• MATERIAL FOR THIS TASK:
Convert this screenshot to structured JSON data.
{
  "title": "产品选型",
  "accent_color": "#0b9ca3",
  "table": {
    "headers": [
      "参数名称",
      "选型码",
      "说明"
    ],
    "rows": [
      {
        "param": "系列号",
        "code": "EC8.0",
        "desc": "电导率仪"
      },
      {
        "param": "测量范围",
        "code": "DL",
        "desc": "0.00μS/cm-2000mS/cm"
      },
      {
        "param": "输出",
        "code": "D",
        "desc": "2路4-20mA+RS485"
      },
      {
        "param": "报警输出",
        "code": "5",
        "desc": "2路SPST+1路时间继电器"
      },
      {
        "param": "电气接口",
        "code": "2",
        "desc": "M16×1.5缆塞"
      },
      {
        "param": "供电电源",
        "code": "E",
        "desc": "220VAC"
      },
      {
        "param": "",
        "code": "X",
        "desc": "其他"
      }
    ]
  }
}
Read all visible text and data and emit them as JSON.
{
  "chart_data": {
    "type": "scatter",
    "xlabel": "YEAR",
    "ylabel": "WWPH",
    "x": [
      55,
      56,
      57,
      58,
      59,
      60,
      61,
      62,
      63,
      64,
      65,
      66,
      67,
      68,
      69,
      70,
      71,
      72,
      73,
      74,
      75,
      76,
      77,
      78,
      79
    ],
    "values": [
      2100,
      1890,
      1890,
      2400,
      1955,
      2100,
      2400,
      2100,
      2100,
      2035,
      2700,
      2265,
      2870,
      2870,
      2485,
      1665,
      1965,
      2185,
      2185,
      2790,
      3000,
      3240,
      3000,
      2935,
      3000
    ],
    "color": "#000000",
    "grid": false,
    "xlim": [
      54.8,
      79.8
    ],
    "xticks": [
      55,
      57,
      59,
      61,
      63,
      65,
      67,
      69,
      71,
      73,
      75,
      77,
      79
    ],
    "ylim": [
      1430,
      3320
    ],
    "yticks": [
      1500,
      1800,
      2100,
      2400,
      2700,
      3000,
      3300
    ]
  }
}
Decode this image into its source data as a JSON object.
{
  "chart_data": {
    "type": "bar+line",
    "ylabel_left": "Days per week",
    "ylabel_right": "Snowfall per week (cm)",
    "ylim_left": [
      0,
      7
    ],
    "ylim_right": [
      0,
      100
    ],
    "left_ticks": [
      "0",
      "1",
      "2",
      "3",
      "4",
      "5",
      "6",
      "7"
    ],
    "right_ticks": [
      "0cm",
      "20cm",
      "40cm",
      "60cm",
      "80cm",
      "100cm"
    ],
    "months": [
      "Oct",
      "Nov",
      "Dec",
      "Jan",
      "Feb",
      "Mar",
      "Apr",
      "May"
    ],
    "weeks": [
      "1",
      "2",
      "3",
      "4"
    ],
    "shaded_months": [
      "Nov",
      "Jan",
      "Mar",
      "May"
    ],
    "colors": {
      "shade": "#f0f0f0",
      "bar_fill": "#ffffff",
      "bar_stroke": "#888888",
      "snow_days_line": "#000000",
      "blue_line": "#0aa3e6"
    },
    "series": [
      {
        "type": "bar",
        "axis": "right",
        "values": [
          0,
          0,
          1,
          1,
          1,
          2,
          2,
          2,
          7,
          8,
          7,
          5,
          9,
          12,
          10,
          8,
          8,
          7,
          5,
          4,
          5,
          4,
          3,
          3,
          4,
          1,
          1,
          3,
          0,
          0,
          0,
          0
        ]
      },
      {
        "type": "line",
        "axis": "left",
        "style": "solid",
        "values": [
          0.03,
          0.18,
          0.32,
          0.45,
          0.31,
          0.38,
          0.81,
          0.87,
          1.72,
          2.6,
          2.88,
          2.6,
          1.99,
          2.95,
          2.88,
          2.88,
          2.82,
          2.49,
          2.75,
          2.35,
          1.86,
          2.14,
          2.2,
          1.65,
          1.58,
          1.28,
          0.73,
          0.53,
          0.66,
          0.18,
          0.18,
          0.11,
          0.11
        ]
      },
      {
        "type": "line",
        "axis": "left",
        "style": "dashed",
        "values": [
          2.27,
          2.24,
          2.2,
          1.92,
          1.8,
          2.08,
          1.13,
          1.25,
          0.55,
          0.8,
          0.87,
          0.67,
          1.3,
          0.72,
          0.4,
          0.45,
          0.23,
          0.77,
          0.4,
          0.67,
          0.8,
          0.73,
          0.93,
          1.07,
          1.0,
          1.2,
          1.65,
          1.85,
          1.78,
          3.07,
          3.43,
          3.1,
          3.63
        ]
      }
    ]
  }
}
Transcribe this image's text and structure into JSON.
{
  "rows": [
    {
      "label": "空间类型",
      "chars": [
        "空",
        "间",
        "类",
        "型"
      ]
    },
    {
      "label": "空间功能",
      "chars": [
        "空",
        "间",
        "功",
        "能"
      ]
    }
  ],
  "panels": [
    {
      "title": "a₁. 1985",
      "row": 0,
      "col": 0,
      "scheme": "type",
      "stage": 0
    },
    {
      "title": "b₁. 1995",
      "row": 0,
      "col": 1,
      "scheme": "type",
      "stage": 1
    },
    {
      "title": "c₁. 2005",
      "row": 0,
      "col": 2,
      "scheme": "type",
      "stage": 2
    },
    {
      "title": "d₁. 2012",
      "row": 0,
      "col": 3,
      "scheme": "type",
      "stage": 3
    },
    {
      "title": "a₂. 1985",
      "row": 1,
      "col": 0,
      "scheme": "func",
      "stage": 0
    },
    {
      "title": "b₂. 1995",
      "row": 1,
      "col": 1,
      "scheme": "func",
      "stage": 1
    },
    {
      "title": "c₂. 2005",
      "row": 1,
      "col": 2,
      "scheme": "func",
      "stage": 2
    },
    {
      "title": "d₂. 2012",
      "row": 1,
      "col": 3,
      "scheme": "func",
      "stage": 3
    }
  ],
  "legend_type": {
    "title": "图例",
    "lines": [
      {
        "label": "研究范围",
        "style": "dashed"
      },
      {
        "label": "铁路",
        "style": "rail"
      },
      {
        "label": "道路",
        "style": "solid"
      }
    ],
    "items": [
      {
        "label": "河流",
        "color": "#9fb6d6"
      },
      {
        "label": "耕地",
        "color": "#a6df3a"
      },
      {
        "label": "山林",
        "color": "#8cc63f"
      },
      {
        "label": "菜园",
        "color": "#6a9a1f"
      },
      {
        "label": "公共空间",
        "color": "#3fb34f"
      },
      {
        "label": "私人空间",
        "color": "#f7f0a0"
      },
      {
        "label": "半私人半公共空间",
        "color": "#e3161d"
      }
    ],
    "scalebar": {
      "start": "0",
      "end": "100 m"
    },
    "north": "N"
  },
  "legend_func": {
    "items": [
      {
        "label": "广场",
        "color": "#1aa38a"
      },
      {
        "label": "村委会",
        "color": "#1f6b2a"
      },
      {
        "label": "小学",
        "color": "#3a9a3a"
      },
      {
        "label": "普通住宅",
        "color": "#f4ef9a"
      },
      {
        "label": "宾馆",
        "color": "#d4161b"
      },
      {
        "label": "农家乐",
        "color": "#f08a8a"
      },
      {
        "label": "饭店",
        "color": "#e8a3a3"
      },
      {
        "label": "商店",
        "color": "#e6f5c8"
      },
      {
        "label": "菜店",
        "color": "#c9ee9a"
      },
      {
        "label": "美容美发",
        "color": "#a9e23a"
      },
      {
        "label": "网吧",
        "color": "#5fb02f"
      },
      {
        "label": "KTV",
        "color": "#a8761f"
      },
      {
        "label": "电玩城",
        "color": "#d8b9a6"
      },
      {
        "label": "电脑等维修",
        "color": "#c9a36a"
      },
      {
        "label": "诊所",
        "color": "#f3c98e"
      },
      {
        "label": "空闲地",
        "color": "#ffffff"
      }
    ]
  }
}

• THE REQUEST: Each entry must be reproduced verbatim.

• TASK OUTPUT:
Convert this screenshot to structured JSON data.
{
  "title": "产品选型",
  "accent_color": "#0b9ca3",
  "table": {
    "headers": [
      "参数名称",
      "选型码",
      "说明"
    ],
    "rows": [
      {
        "param": "系列号",
        "code": "EC8.0",
        "desc": "电导率仪"
      },
      {
        "param": "测量范围",
        "code": "DL",
        "desc": "0.00μS/cm-2000mS/cm"
      },
      {
        "param": "输出",
        "code": "D",
        "desc": "2路4-20mA+RS485"
      },
      {
        "param": "报警输出",
        "code": "5",
        "desc": "2路SPST+1路时间继电器"
      },
      {
        "param": "电气接口",
        "code": "2",
        "desc": "M16×1.5缆塞"
      },
      {
        "param": "供电电源",
        "code": "E",
        "desc": "220VAC"
      },
      {
        "param": "",
        "code": "X",
        "desc": "其他"
      }
    ]
  }
}
Read all visible text and data and emit them as JSON.
{
  "chart_data": {
    "type": "scatter",
    "xlabel": "YEAR",
    "ylabel": "WWPH",
    "x": [
      55,
      56,
      57,
      58,
      59,
      60,
      61,
      62,
      63,
      64,
      65,
      66,
      67,
      68,
      69,
      70,
      71,
      72,
      73,
      74,
      75,
      76,
      77,
      78,
      79
    ],
    "values": [
      2100,
      1890,
      1890,
      2400,
      1955,
      2100,
      2400,
      2100,
      2100,
      2035,
      2700,
      2265,
      2870,
      2870,
      2485,
      1665,
      1965,
      2185,
      2185,
      2790,
      3000,
      3240,
      3000,
      2935,
      3000
    ],
    "color": "#000000",
    "grid": false,
    "xlim": [
      54.8,
      79.8
    ],
    "xticks": [
      55,
      57,
      59,
      61,
      63,
      65,
      67,
      69,
      71,
      73,
      75,
      77,
      79
    ],
    "ylim": [
      1430,
      3320
    ],
    "yticks": [
      1500,
      1800,
      2100,
      2400,
      2700,
      3000,
      3300
    ]
  }
}
Decode this image into its source data as a JSON object.
{
  "chart_data": {
    "type": "bar+line",
    "ylabel_left": "Days per week",
    "ylabel_right": "Snowfall per week (cm)",
    "ylim_left": [
      0,
      7
    ],
    "ylim_right": [
      0,
      100
    ],
    "left_ticks": [
      "0",
      "1",
      "2",
      "3",
      "4",
      "5",
      "6",
      "7"
    ],
    "right_ticks": [
      "0cm",
      "20cm",
      "40cm",
      "60cm",
      "80cm",
      "100cm"
    ],
    "months": [
      "Oct",
      "Nov",
      "Dec",
      "Jan",
      "Feb",
      "Mar",
      "Apr",
      "May"
    ],
    "weeks": [
      "1",
      "2",
      "3",
      "4"
    ],
    "shaded_months": [
      "Nov",
      "Jan",
      "Mar",
      "May"
    ],
    "colors": {
      "shade": "#f0f0f0",
      "bar_fill": "#ffffff",
      "bar_stroke": "#888888",
      "snow_days_line": "#000000",
      "blue_line": "#0aa3e6"
    },
    "series": [
      {
        "type": "bar",
        "axis": "right",
        "values": [
          0,
          0,
          1,
          1,
          1,
          2,
          2,
          2,
          7,
          8,
          7,
          5,
          9,
          12,
          10,
          8,
          8,
          7,
          5,
          4,
          5,
          4,
          3,
          3,
          4,
          1,
          1,
          3,
          0,
          0,
          0,
          0
        ]
      },
      {
        "type": "line",
        "axis": "left",
        "style": "solid",
        "values": [
          0.03,
          0.18,
          0.32,
          0.45,
          0.31,
          0.38,
          0.81,
          0.87,
          1.72,
          2.6,
          2.88,
          2.6,
          1.99,
          2.95,
          2.88,
          2.88,
          2.82,
          2.49,
          2.75,
          2.35,
          1.86,
          2.14,
          2.2,
          1.65,
          1.58,
          1.28,
          0.73,
          0.53,
          0.66,
          0.18,
          0.18,
          0.11,
          0.11
        ]
      },
      {
        "type": "line",
        "axis": "left",
        "style": "dashed",
        "values": [
          2.27,
          2.24,
          2.2,
          1.92,
          1.8,
          2.08,
          1.13,
          1.25,
          0.55,
          0.8,
          0.87,
          0.67,
          1.3,
          0.72,
          0.4,
          0.45,
          0.23,
          0.77,
          0.4,
          0.67,
          0.8,
          0.73,
          0.93,
          1.07,
          1.0,
          1.2,
          1.65,
          1.85,
          1.78,
          3.07,
          3.43,
          3.1,
          3.63
        ]
      }
    ]
  }
}
Transcribe this image's text and structure into JSON.
{
  "rows": [
    {
      "label": "空间类型",
      "chars": [
        "空",
        "间",
        "类",
        "型"
      ]
    },
    {
      "label": "空间功能",
      "chars": [
        "空",
        "间",
        "功",
        "能"
      ]
    }
  ],
  "panels": [
    {
      "title": "a₁. 1985",
      "row": 0,
      "col": 0,
      "scheme": "type",
      "stage": 0
    },
    {
      "title": "b₁. 1995",
      "row": 0,
      "col": 1,
      "scheme": "type",
      "stage": 1
    },
    {
      "title": "c₁. 2005",
      "row": 0,
      "col": 2,
      "scheme": "type",
      "stage": 2
    },
    {
      "title": "d₁. 2012",
      "row": 0,
      "col": 3,
      "scheme": "type",
      "stage": 3
    },
    {
      "title": "a₂. 1985",
      "row": 1,
      "col": 0,
      "scheme": "func",
      "stage": 0
    },
    {
      "title": "b₂. 1995",
      "row": 1,
      "col": 1,
      "scheme": "func",
      "stage": 1
    },
    {
      "title": "c₂. 2005",
      "row": 1,
      "col": 2,
      "scheme": "func",
      "stage": 2
    },
    {
      "title": "d₂. 2012",
      "row": 1,
      "col": 3,
      "scheme": "func",
      "stage": 3
    }
  ],
  "legend_type": {
    "title": "图例",
    "lines": [
      {
        "label": "研究范围",
        "style": "dashed"
      },
      {
        "label": "铁路",
        "style": "rail"
      },
      {
        "label": "道路",
        "style": "solid"
      }
    ],
    "items": [
      {
        "label": "河流",
        "color": "#9fb6d6"
      },
      {
        "label": "耕地",
        "color": "#a6df3a"
      },
      {
        "label": "山林",
        "color": "#8cc63f"
      },
      {
        "label": "菜园",
        "color": "#6a9a1f"
      },
      {
        "label": "公共空间",
        "color": "#3fb34f"
      },
      {
        "label": "私人空间",
        "color": "#f7f0a0"
      },
      {
        "label": "半私人半公共空间",
        "color": "#e3161d"
      }
    ],
    "scalebar": {
      "start": "0",
      "end": "100 m"
    },
    "north": "N"
  },
  "legend_func": {
    "items": [
      {
        "label": "广场",
        "color": "#1aa38a"
      },
      {
        "label": "村委会",
        "color": "#1f6b2a"
      },
      {
        "label": "小学",
        "color": "#3a9a3a"
      },
      {
        "label": "普通住宅",
        "color": "#f4ef9a"
      },
      {
        "label": "宾馆",
        "color": "#d4161b"
      },
      {
        "label": "农家乐",
        "color": "#f08a8a"
      },
      {
        "label": "饭店",
        "color": "#e8a3a3"
      },
      {
        "label": "商店",
        "color": "#e6f5c8"
      },
      {
        "label": "菜店",
        "color": "#c9ee9a"
      },
      {
        "label": "美容美发",
        "color": "#a9e23a"
      },
      {
        "label": "网吧",
        "color": "#5fb02f"
      },
      {
        "label": "KTV",
        "color": "#a8761f"
      },
      {
        "label": "电玩城",
        "color": "#d8b9a6"
      },
      {
        "label": "电脑等维修",
        "color": "#c9a36a"
      },
      {
        "label": "诊所",
        "color": "#f3c98e"
      },
      {
        "label": "空闲地",
        "color": "#ffffff"
      }
    ]
  }
}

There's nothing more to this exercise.